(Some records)
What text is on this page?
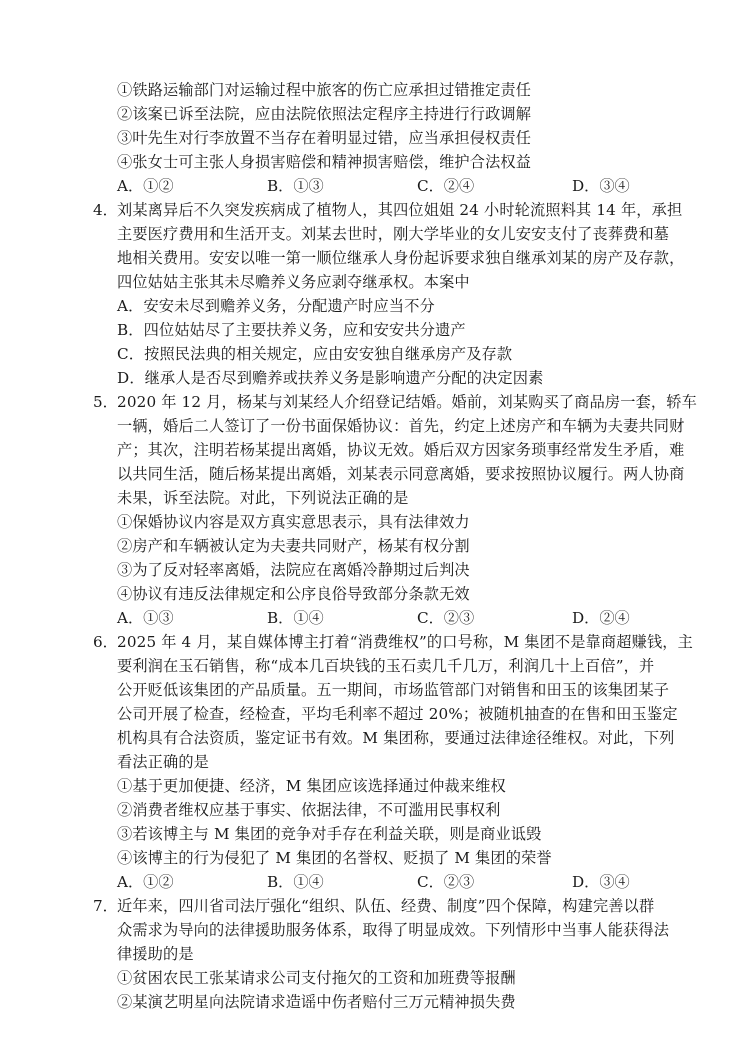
①铁路运输部门对运输过程中旅客的伤亡应承担过错推定责任
②该案已诉至法院，应由法院依照法定程序主持进行行政调解
③叶先生对行李放置不当存在着明显过错，应当承担侵权责任
④张女士可主张人身损害赔偿和精神损害赔偿，维护合法权益
A．①②	B．①③	C．②④	D．③④
4． 刘某离异后不久突发疾病成了植物人，其四位姐姐 24 小时轮流照料其 14 年，承担
主要医疗费用和生活开支。刘某去世时，刚大学毕业的女儿安安支付了丧葬费和墓
地相关费用。安安以唯一第一顺位继承人身份起诉要求独自继承刘某的房产及存款，
四位姑姑主张其未尽赡养义务应剥夺继承权。本案中
A．安安未尽到赡养义务，分配遗产时应当不分
B．四位姑姑尽了主要扶养义务，应和安安共分遗产
C．按照民法典的相关规定，应由安安独自继承房产及存款
D．继承人是否尽到赡养或扶养义务是影响遗产分配的决定因素
5． 2020 年 12 月，杨某与刘某经人介绍登记结婚。婚前，刘某购买了商品房一套，轿车
一辆，婚后二人签订了一份书面保婚协议：首先，约定上述房产和车辆为夫妻共同财
产；其次，注明若杨某提出离婚，协议无效。婚后双方因家务琐事经常发生矛盾，难
以共同生活，随后杨某提出离婚，刘某表示同意离婚，要求按照协议履行。两人协商
未果，诉至法院。对此，下列说法正确的是
①保婚协议内容是双方真实意思表示，具有法律效力
②房产和车辆被认定为夫妻共同财产，杨某有权分割
③为了反对轻率离婚，法院应在离婚冷静期过后判决
④协议有违反法律规定和公序良俗导致部分条款无效
A．①③	B．①④	C．②③	D．②④
6． 2025 年 4 月，某自媒体博主打着“消费维权”的口号称，M 集团不是靠商超赚钱，主
要利润在玉石销售，称“成本几百块钱的玉石卖几千几万，利润几十上百倍”，并
公开贬低该集团的产品质量。五一期间，市场监管部门对销售和田玉的该集团某子
公司开展了检查，经检查，平均毛利率不超过 20%；被随机抽查的在售和田玉鉴定
机构具有合法资质，鉴定证书有效。M 集团称，要通过法律途径维权。对此，下列
看法正确的是
①基于更加便捷、经济，M 集团应该选择通过仲裁来维权
②消费者维权应基于事实、依据法律，不可滥用民事权利
③若该博主与 M 集团的竞争对手存在利益关联，则是商业诋毁
④该博主的行为侵犯了 M 集团的名誉权、贬损了 M 集团的荣誉
A．①②	B．①④	C．②③	D．③④
7． 近年来，四川省司法厅强化“组织、队伍、经费、制度”四个保障，构建完善以群
众需求为导向的法律援助服务体系，取得了明显成效。下列情形中当事人能获得法
律援助的是
①贫困农民工张某请求公司支付拖欠的工资和加班费等报酬
②某演艺明星向法院请求造谣中伤者赔付三万元精神损失费
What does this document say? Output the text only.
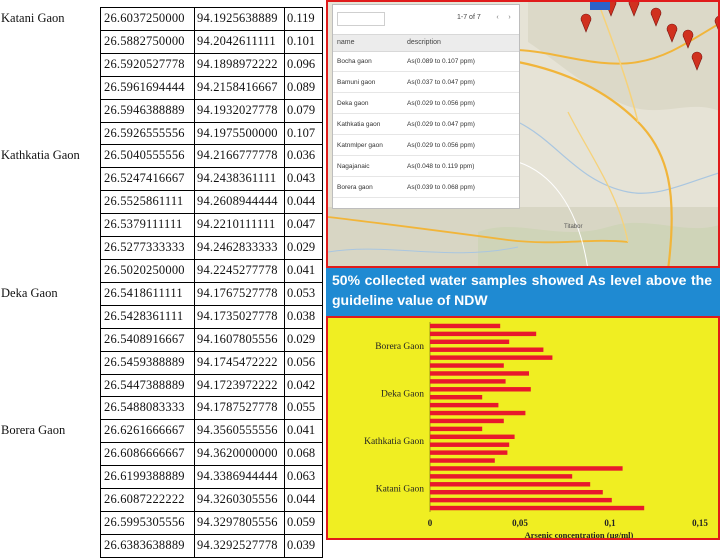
Katani Gaon	26.6037250000	94.1925638889	0.119
	26.5882750000	94.2042611111	0.101
	26.5920527778	94.1898972222	0.096
	26.5961694444	94.2158416667	0.089
	26.5946388889	94.1932027778	0.079
	26.5926555556	94.1975500000	0.107
Kathkatia Gaon	26.5040555556	94.2166777778	0.036
	26.5247416667	94.2438361111	0.043
	26.5525861111	94.2608944444	0.044
	26.5379111111	94.2210111111	0.047
	26.5277333333	94.2462833333	0.029
	26.5020250000	94.2245277778	0.041
Deka Gaon	26.5418611111	94.1767527778	0.053
	26.5428361111	94.1735027778	0.038
	26.5408916667	94.1607805556	0.029
	26.5459388889	94.1745472222	0.056
	26.5447388889	94.1723972222	0.042
	26.5488083333	94.1787527778	0.055
Borera Gaon	26.6261666667	94.3560555556	0.041
	26.6086666667	94.3620000000	0.068
	26.6199388889	94.3386944444	0.063
	26.6087222222	94.3260305556	0.044
	26.5995305556	94.3297805556	0.059
	26.6383638889	94.3292527778	0.039
Titabor
1-7 of 7	‹	›
name	description
Bocha gaon	As(0.089 to 0.107 ppm)
Bamuni gaon	As(0.037 to 0.047 ppm)
Deka gaon	As(0.029 to 0.056 ppm)
Kathkatia gaon	As(0.029 to 0.047 ppm)
Katnmlper gaon	As(0.029 to 0.056 ppm)
Nagajanaic	As(0.048 to 0.119 ppm)
Borera gaon	As(0.039 to 0.068 ppm)
50% collected water samples showed As level above the guideline value of NDW
Borera Gaon
Deka Gaon
Kathkatia Gaon
Katani Gaon
0	0,05	0,1	0,15
Arsenic concentration (µg/ml)
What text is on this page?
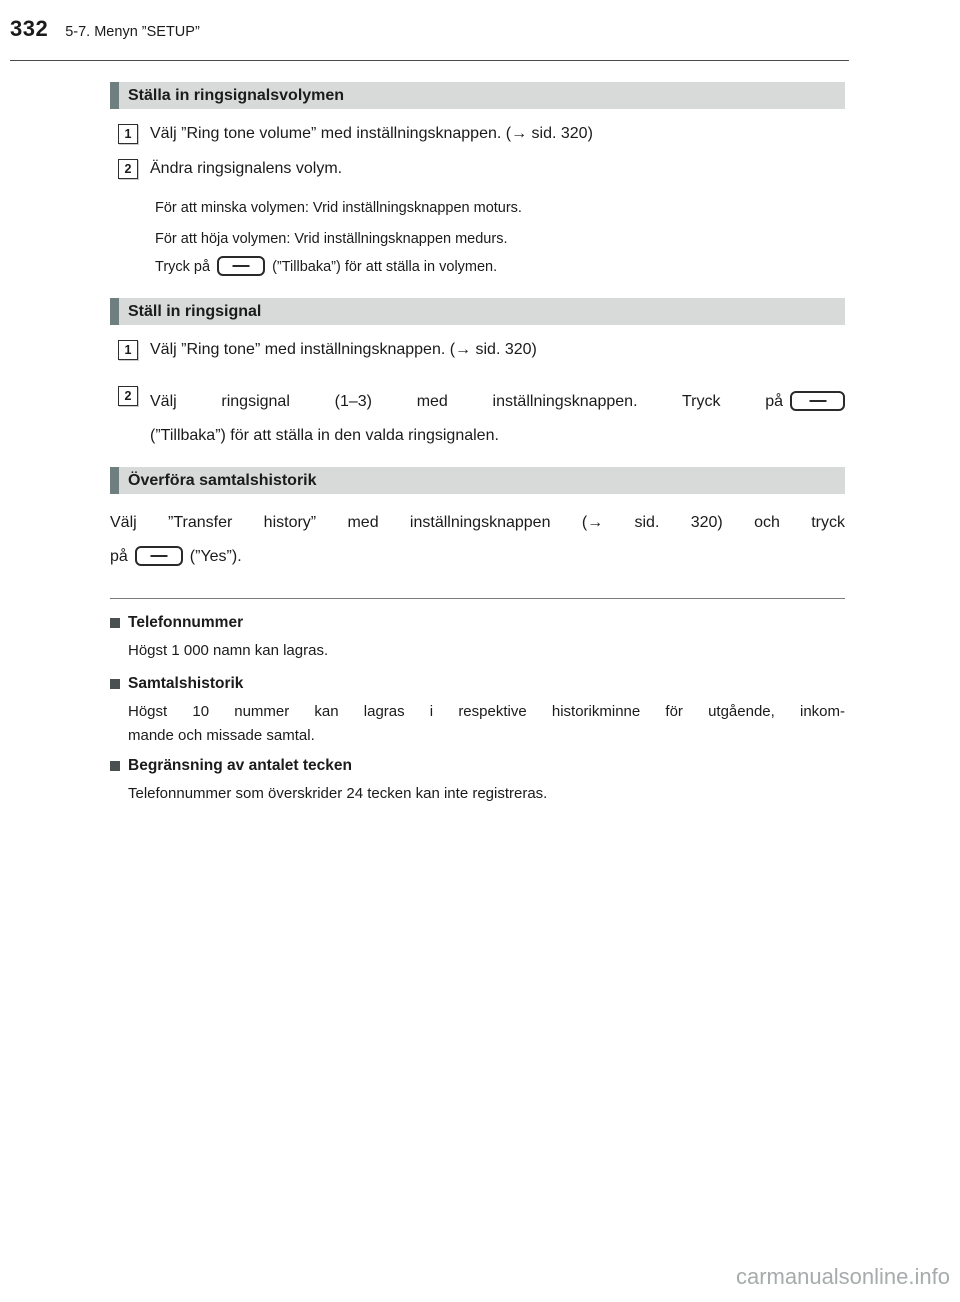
332 5-7. Menyn ”SETUP”
Ställa in ringsignalsvolymen
1	Välj ”Ring tone volume” med inställningsknappen. (→ sid. 320)
2	Ändra ringsignalens volym.
För att minska volymen: Vrid inställningsknappen moturs.
För att höja volymen: Vrid inställningsknappen medurs.
Tryck på	(”Tillbaka”) för att ställa in volymen.
Ställ in ringsignal
1	Välj ”Ring tone” med inställningsknappen. (→ sid. 320)
2	Välj ringsignal (1–3) med inställningsknappen. Tryck på
(”Tillbaka”) för att ställa in den valda ringsignalen.
Överföra samtalshistorik
Välj ”Transfer history” med inställningsknappen (→ sid. 320) och tryck
på	(”Yes”).
Telefonnummer
Högst 1 000 namn kan lagras.
Samtalshistorik
Högst 10 nummer kan lagras i respektive historikminne för utgående, inkom-
mande och missade samtal.
Begränsning av antalet tecken
Telefonnummer som överskrider 24 tecken kan inte registreras.
carmanualsonline.info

> _What the task requires_
Write out each line again precisely as it appears, skipping every picture.

> _Solution to this problem_
What text is on this page?
①铁路运输部门对运输过程中旅客的伤亡应承担过错推定责任
②该案已诉至法院，应由法院依照法定程序主持进行行政调解
③叶先生对行李放置不当存在着明显过错，应当承担侵权责任
④张女士可主张人身损害赔偿和精神损害赔偿，维护合法权益
A．①②	B．①③	C．②④	D．③④
4． 刘某离异后不久突发疾病成了植物人，其四位姐姐 24 小时轮流照料其 14 年，承担
主要医疗费用和生活开支。刘某去世时，刚大学毕业的女儿安安支付了丧葬费和墓
地相关费用。安安以唯一第一顺位继承人身份起诉要求独自继承刘某的房产及存款，
四位姑姑主张其未尽赡养义务应剥夺继承权。本案中
A．安安未尽到赡养义务，分配遗产时应当不分
B．四位姑姑尽了主要扶养义务，应和安安共分遗产
C．按照民法典的相关规定，应由安安独自继承房产及存款
D．继承人是否尽到赡养或扶养义务是影响遗产分配的决定因素
5． 2020 年 12 月，杨某与刘某经人介绍登记结婚。婚前，刘某购买了商品房一套，轿车
一辆，婚后二人签订了一份书面保婚协议：首先，约定上述房产和车辆为夫妻共同财
产；其次，注明若杨某提出离婚，协议无效。婚后双方因家务琐事经常发生矛盾，难
以共同生活，随后杨某提出离婚，刘某表示同意离婚，要求按照协议履行。两人协商
未果，诉至法院。对此，下列说法正确的是
①保婚协议内容是双方真实意思表示，具有法律效力
②房产和车辆被认定为夫妻共同财产，杨某有权分割
③为了反对轻率离婚，法院应在离婚冷静期过后判决
④协议有违反法律规定和公序良俗导致部分条款无效
A．①③	B．①④	C．②③	D．②④
6． 2025 年 4 月，某自媒体博主打着“消费维权”的口号称，M 集团不是靠商超赚钱，主
要利润在玉石销售，称“成本几百块钱的玉石卖几千几万，利润几十上百倍”，并
公开贬低该集团的产品质量。五一期间，市场监管部门对销售和田玉的该集团某子
公司开展了检查，经检查，平均毛利率不超过 20%；被随机抽查的在售和田玉鉴定
机构具有合法资质，鉴定证书有效。M 集团称，要通过法律途径维权。对此，下列
看法正确的是
①基于更加便捷、经济，M 集团应该选择通过仲裁来维权
②消费者维权应基于事实、依据法律，不可滥用民事权利
③若该博主与 M 集团的竞争对手存在利益关联，则是商业诋毁
④该博主的行为侵犯了 M 集团的名誉权、贬损了 M 集团的荣誉
A．①②	B．①④	C．②③	D．③④
7． 近年来，四川省司法厅强化“组织、队伍、经费、制度”四个保障，构建完善以群
众需求为导向的法律援助服务体系，取得了明显成效。下列情形中当事人能获得法
律援助的是
①贫困农民工张某请求公司支付拖欠的工资和加班费等报酬
②某演艺明星向法院请求造谣中伤者赔付三万元精神损失费
What does this document say? Output the text only.
Katani Gaon	26.6037250000	94.1925638889	0.119
	26.5882750000	94.2042611111	0.101
	26.5920527778	94.1898972222	0.096
	26.5961694444	94.2158416667	0.089
	26.5946388889	94.1932027778	0.079
	26.5926555556	94.1975500000	0.107
Kathkatia Gaon	26.5040555556	94.2166777778	0.036
	26.5247416667	94.2438361111	0.043
	26.5525861111	94.2608944444	0.044
	26.5379111111	94.2210111111	0.047
	26.5277333333	94.2462833333	0.029
	26.5020250000	94.2245277778	0.041
Deka Gaon	26.5418611111	94.1767527778	0.053
	26.5428361111	94.1735027778	0.038
	26.5408916667	94.1607805556	0.029
	26.5459388889	94.1745472222	0.056
	26.5447388889	94.1723972222	0.042
	26.5488083333	94.1787527778	0.055
Borera Gaon	26.6261666667	94.3560555556	0.041
	26.6086666667	94.3620000000	0.068
	26.6199388889	94.3386944444	0.063
	26.6087222222	94.3260305556	0.044
	26.5995305556	94.3297805556	0.059
	26.6383638889	94.3292527778	0.039
Titabor
1-7 of 7	‹	›
name	description
Bocha gaon	As(0.089 to 0.107 ppm)
Bamuni gaon	As(0.037 to 0.047 ppm)
Deka gaon	As(0.029 to 0.056 ppm)
Kathkatia gaon	As(0.029 to 0.047 ppm)
Katnmlper gaon	As(0.029 to 0.056 ppm)
Nagajanaic	As(0.048 to 0.119 ppm)
Borera gaon	As(0.039 to 0.068 ppm)
50% collected water samples showed As level above the guideline value of NDW
Borera Gaon
Deka Gaon
Kathkatia Gaon
Katani Gaon
0	0,05	0,1	0,15
Arsenic concentration (µg/ml)
What text is on this page?
332 5-7. Menyn ”SETUP”
Ställa in ringsignalsvolymen
1	Välj ”Ring tone volume” med inställningsknappen. (→ sid. 320)
2	Ändra ringsignalens volym.
För att minska volymen: Vrid inställningsknappen moturs.
För att höja volymen: Vrid inställningsknappen medurs.
Tryck på	(”Tillbaka”) för att ställa in volymen.
Ställ in ringsignal
1	Välj ”Ring tone” med inställningsknappen. (→ sid. 320)
2	Välj ringsignal (1–3) med inställningsknappen. Tryck på
(”Tillbaka”) för att ställa in den valda ringsignalen.
Överföra samtalshistorik
Välj ”Transfer history” med inställningsknappen (→ sid. 320) och tryck
på	(”Yes”).
Telefonnummer
Högst 1 000 namn kan lagras.
Samtalshistorik
Högst 10 nummer kan lagras i respektive historikminne för utgående, inkom-
mande och missade samtal.
Begränsning av antalet tecken
Telefonnummer som överskrider 24 tecken kan inte registreras.
carmanualsonline.info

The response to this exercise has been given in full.